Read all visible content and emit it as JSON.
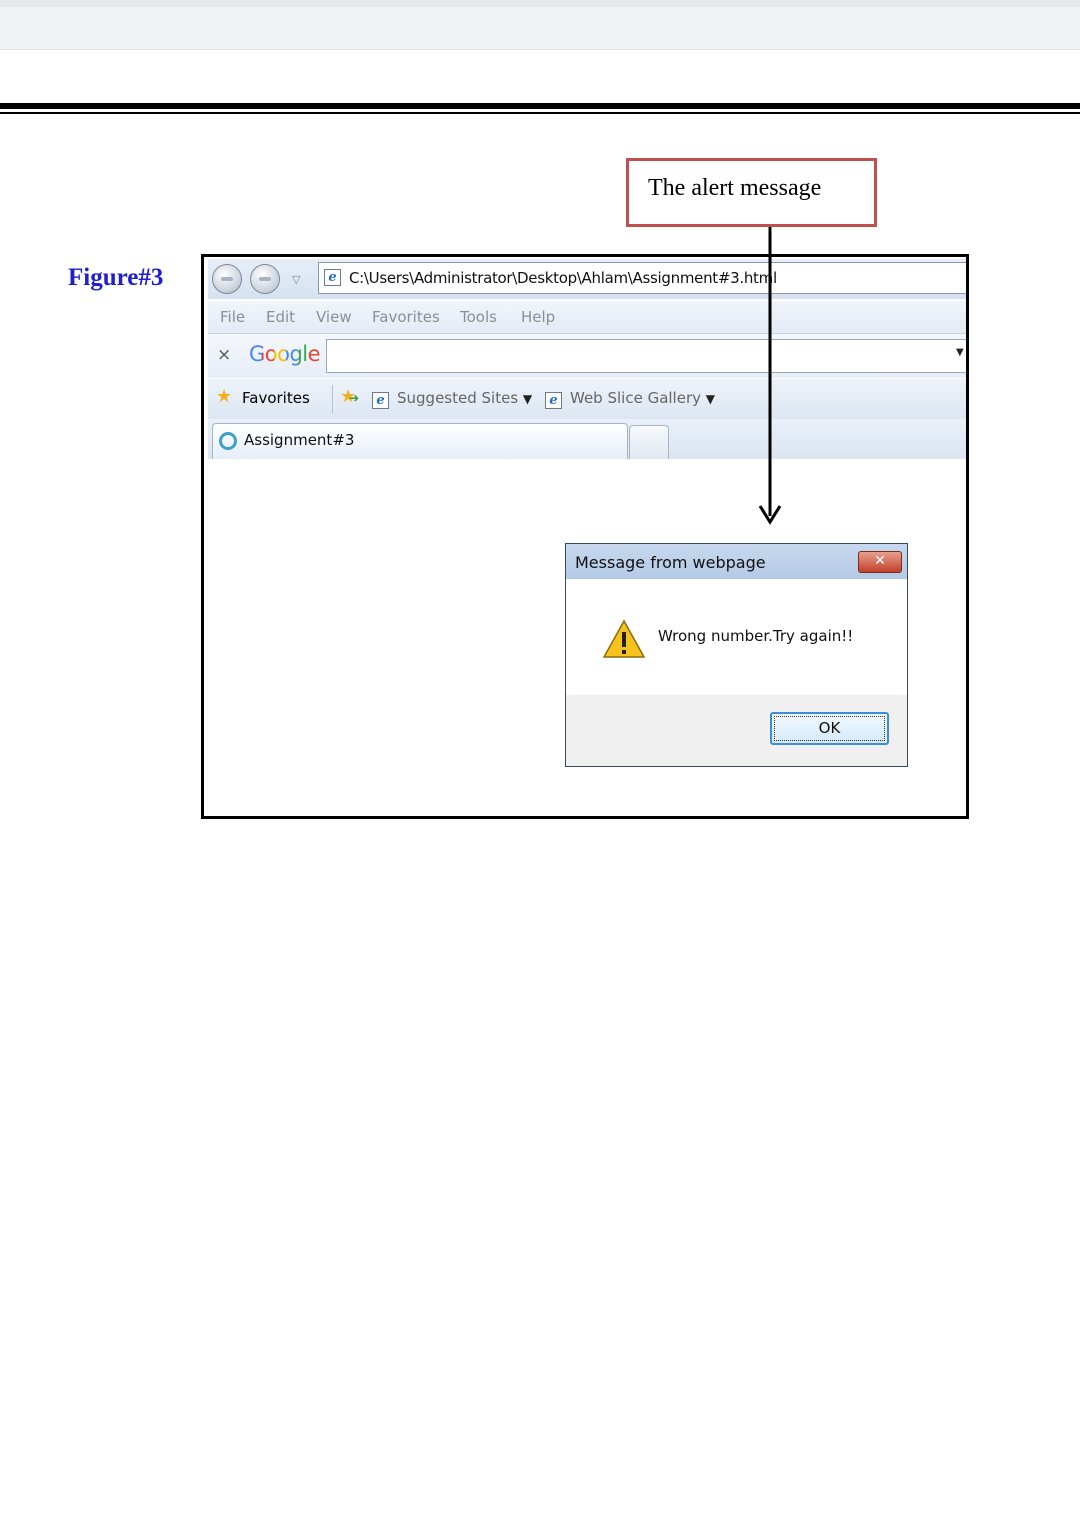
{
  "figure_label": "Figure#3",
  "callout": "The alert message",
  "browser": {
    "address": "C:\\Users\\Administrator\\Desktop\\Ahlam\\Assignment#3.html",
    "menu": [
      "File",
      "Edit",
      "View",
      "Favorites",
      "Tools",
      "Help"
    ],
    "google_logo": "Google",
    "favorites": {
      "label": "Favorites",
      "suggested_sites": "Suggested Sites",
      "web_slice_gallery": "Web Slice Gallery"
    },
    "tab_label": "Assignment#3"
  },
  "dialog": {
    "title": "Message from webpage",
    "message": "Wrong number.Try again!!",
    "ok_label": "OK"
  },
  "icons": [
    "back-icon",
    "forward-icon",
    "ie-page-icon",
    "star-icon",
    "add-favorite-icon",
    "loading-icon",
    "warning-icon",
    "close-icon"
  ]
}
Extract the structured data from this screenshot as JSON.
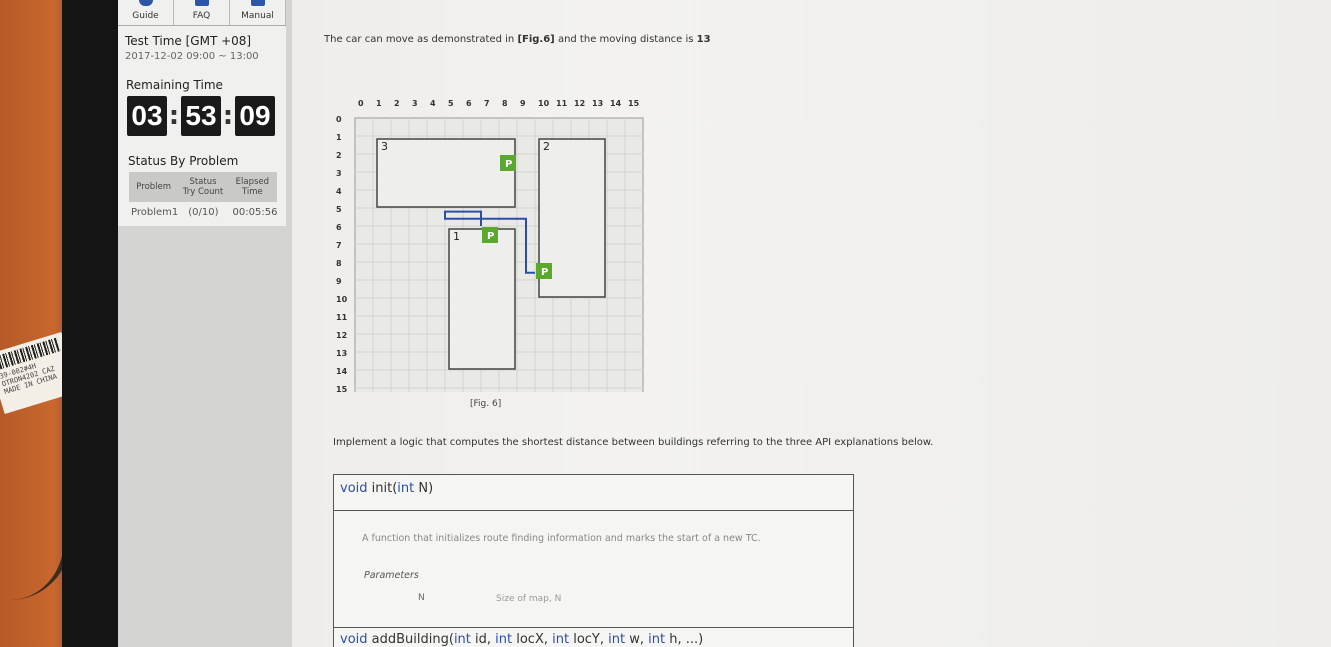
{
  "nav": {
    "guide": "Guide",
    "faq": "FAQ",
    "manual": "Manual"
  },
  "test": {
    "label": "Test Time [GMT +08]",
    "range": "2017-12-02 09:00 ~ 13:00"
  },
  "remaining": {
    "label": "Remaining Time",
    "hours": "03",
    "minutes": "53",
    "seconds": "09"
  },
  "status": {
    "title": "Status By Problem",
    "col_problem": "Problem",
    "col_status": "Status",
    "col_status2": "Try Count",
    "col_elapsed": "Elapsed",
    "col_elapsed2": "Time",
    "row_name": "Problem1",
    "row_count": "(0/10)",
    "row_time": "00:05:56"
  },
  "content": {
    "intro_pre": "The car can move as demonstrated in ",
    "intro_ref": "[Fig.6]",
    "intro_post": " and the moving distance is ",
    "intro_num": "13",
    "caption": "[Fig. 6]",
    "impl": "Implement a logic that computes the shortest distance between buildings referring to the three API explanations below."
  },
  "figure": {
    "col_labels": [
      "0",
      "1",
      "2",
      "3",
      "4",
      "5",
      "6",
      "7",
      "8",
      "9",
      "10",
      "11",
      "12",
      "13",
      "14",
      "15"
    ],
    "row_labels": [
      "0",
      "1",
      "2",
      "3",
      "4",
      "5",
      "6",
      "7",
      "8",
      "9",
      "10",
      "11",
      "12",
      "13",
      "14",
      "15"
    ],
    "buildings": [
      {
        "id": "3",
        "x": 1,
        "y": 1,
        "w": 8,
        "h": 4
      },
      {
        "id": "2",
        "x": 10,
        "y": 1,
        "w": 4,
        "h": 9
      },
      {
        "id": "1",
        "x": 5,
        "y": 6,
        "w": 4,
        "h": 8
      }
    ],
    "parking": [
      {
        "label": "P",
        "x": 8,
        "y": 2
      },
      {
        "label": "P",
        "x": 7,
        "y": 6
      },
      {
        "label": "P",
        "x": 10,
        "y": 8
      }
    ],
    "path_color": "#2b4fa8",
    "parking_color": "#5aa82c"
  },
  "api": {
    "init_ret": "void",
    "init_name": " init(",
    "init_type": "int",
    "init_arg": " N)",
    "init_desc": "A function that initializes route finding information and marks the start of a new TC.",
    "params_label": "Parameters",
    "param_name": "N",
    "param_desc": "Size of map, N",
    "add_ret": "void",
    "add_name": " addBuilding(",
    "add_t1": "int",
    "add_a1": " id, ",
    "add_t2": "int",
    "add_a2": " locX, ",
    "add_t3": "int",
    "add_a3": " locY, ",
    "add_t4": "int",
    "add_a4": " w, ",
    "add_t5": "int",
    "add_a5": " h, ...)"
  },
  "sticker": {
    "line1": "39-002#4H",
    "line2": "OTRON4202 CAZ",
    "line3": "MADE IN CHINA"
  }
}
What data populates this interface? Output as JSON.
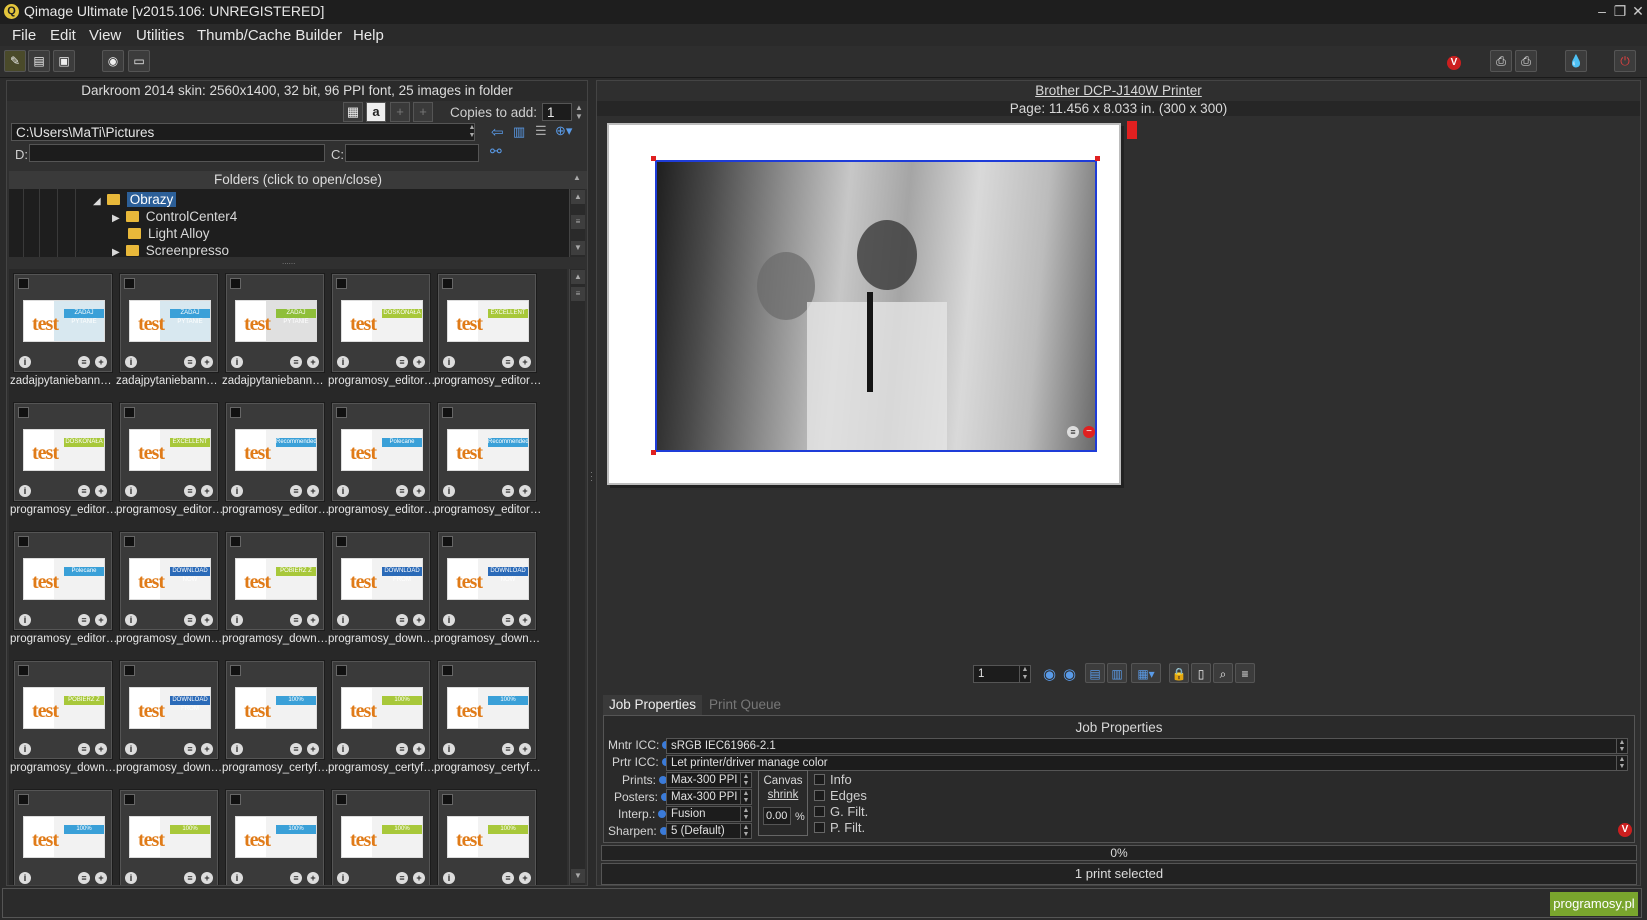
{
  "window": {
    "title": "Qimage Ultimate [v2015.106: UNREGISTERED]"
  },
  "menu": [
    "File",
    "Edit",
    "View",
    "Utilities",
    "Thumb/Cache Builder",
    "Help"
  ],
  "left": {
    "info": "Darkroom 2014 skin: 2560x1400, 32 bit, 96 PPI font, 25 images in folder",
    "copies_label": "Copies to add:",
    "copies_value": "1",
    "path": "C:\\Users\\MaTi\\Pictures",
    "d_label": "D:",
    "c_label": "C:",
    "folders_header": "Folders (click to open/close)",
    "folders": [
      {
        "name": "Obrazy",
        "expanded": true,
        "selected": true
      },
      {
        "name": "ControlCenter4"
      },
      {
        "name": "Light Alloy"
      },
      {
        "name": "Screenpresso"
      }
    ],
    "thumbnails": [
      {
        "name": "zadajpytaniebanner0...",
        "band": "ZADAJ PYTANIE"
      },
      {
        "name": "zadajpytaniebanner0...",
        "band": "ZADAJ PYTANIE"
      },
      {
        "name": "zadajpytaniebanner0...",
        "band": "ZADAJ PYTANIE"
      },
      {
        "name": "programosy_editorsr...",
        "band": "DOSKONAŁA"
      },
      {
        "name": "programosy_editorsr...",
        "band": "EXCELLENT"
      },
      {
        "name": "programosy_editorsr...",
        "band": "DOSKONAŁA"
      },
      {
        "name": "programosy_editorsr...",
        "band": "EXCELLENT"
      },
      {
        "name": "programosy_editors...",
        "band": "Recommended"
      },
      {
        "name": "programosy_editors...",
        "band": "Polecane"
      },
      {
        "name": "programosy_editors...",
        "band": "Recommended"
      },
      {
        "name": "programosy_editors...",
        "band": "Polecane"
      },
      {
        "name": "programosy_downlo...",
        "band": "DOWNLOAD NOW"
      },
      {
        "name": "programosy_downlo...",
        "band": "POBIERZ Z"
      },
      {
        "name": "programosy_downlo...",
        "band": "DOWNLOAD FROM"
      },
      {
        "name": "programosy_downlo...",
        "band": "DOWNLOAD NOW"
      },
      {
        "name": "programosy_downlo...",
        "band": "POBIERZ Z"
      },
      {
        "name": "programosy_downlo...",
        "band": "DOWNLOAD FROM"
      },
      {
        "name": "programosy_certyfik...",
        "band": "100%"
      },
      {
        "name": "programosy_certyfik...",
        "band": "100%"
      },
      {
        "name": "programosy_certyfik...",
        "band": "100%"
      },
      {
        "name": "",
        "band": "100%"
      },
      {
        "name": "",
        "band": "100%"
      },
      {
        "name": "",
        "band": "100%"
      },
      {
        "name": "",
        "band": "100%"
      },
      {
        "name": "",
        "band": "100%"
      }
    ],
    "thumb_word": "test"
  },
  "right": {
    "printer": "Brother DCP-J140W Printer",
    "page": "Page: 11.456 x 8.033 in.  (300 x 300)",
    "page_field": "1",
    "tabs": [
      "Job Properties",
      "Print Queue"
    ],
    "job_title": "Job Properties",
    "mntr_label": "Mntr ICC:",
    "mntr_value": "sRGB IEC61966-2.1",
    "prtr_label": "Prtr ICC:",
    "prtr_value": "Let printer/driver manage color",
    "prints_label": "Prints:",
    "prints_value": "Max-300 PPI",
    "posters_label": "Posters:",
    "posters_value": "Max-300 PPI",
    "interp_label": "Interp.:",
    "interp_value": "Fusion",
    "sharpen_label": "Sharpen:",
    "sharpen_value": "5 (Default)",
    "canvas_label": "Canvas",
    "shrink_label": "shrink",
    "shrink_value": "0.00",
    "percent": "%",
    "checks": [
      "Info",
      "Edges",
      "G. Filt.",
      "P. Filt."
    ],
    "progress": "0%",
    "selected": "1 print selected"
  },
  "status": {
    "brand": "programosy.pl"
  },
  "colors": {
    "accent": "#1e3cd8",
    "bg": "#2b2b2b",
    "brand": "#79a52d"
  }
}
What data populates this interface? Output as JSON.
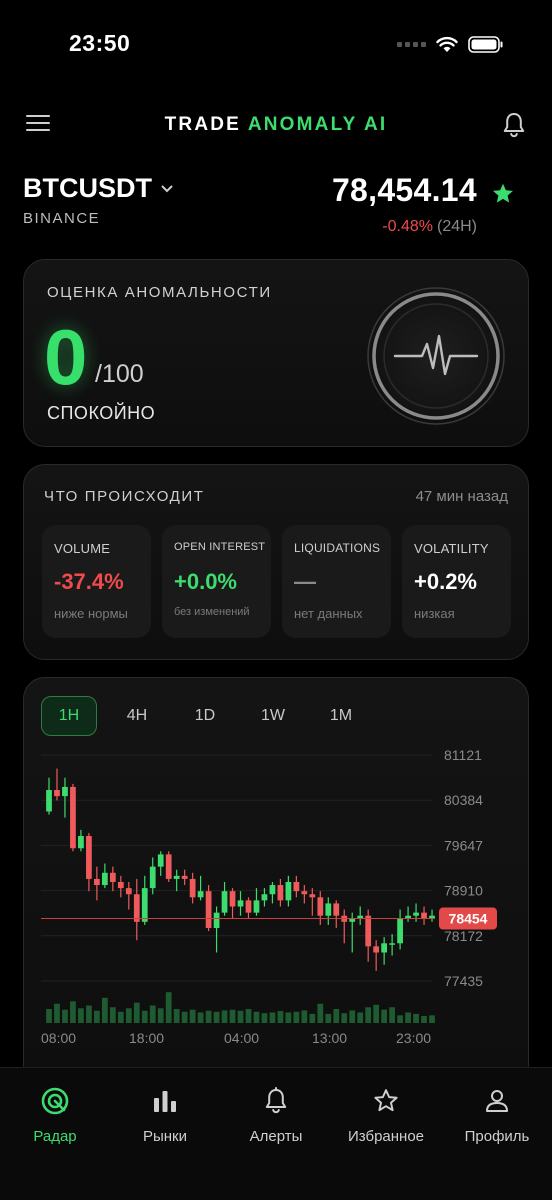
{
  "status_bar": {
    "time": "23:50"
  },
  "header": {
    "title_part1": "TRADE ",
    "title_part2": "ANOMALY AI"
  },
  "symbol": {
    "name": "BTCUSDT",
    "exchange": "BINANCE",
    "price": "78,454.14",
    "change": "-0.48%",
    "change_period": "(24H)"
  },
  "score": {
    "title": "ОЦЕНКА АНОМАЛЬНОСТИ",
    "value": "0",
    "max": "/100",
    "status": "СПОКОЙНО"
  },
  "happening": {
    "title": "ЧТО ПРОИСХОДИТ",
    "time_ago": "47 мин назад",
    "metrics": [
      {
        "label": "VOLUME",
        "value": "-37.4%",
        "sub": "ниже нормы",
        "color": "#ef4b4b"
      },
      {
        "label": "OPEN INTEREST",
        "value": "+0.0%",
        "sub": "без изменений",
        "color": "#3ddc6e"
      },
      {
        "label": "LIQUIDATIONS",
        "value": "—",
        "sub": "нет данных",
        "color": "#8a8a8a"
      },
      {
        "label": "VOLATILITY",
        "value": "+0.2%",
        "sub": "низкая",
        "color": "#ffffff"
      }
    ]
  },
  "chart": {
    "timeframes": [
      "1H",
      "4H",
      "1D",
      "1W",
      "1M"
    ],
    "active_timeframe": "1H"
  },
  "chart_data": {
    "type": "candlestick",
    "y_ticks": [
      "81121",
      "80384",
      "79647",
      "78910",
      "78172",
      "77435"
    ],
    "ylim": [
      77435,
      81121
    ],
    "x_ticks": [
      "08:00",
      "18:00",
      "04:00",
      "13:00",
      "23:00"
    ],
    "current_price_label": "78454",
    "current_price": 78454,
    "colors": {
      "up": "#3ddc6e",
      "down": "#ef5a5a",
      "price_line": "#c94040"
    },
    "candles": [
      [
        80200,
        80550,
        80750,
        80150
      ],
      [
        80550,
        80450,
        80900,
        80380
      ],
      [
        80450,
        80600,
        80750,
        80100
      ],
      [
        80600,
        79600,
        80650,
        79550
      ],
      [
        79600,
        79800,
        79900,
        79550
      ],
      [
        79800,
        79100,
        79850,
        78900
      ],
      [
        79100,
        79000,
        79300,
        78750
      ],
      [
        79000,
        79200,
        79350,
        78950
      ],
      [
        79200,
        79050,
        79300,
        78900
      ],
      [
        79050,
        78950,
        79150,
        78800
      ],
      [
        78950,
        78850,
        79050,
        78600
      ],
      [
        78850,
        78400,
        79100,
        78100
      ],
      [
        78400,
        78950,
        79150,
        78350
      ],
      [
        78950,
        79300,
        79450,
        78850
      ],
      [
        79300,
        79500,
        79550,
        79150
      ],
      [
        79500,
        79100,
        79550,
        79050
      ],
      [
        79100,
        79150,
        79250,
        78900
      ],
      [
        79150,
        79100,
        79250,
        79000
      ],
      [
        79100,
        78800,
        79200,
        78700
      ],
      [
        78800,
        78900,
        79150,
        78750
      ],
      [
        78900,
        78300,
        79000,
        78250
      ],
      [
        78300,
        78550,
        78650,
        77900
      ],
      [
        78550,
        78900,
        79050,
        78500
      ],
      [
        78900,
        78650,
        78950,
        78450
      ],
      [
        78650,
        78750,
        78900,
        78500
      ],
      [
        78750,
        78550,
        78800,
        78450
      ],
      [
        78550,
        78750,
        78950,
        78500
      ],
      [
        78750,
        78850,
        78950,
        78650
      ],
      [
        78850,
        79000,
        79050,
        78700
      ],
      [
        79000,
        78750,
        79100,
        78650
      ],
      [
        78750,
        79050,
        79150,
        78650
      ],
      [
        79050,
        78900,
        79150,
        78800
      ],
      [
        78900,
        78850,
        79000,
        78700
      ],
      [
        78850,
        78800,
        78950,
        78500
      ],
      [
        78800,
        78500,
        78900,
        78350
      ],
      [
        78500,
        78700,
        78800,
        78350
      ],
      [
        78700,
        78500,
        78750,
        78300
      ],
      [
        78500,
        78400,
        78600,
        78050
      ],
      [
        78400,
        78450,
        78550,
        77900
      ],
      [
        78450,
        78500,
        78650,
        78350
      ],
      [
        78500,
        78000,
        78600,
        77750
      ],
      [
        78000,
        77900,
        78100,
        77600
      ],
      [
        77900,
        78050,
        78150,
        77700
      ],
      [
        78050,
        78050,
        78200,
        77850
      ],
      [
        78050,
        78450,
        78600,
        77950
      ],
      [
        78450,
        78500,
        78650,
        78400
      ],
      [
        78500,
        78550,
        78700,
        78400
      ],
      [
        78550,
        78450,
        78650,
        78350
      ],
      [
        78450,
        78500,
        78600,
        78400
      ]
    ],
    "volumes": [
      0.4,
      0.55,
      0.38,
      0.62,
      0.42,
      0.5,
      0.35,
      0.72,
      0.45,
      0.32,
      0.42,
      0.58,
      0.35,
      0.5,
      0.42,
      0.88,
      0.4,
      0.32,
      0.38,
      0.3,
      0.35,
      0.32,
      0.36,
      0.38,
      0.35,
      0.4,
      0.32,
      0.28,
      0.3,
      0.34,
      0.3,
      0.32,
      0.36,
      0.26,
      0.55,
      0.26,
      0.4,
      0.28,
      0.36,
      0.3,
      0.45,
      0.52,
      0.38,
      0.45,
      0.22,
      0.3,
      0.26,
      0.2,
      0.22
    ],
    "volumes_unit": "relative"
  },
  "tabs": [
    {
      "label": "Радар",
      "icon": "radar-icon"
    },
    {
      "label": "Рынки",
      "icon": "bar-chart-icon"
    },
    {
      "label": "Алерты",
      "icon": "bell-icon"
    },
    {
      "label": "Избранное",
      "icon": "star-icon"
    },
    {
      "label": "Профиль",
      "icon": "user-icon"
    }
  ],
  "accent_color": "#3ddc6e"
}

▶ **WHAT THIS TASK INVOLVES**: Find the lines with the string "content" and reproduce them.

▶ **WRITTEN SOLUTION**:
Read all visible content and emit it as JSON.
  "content": {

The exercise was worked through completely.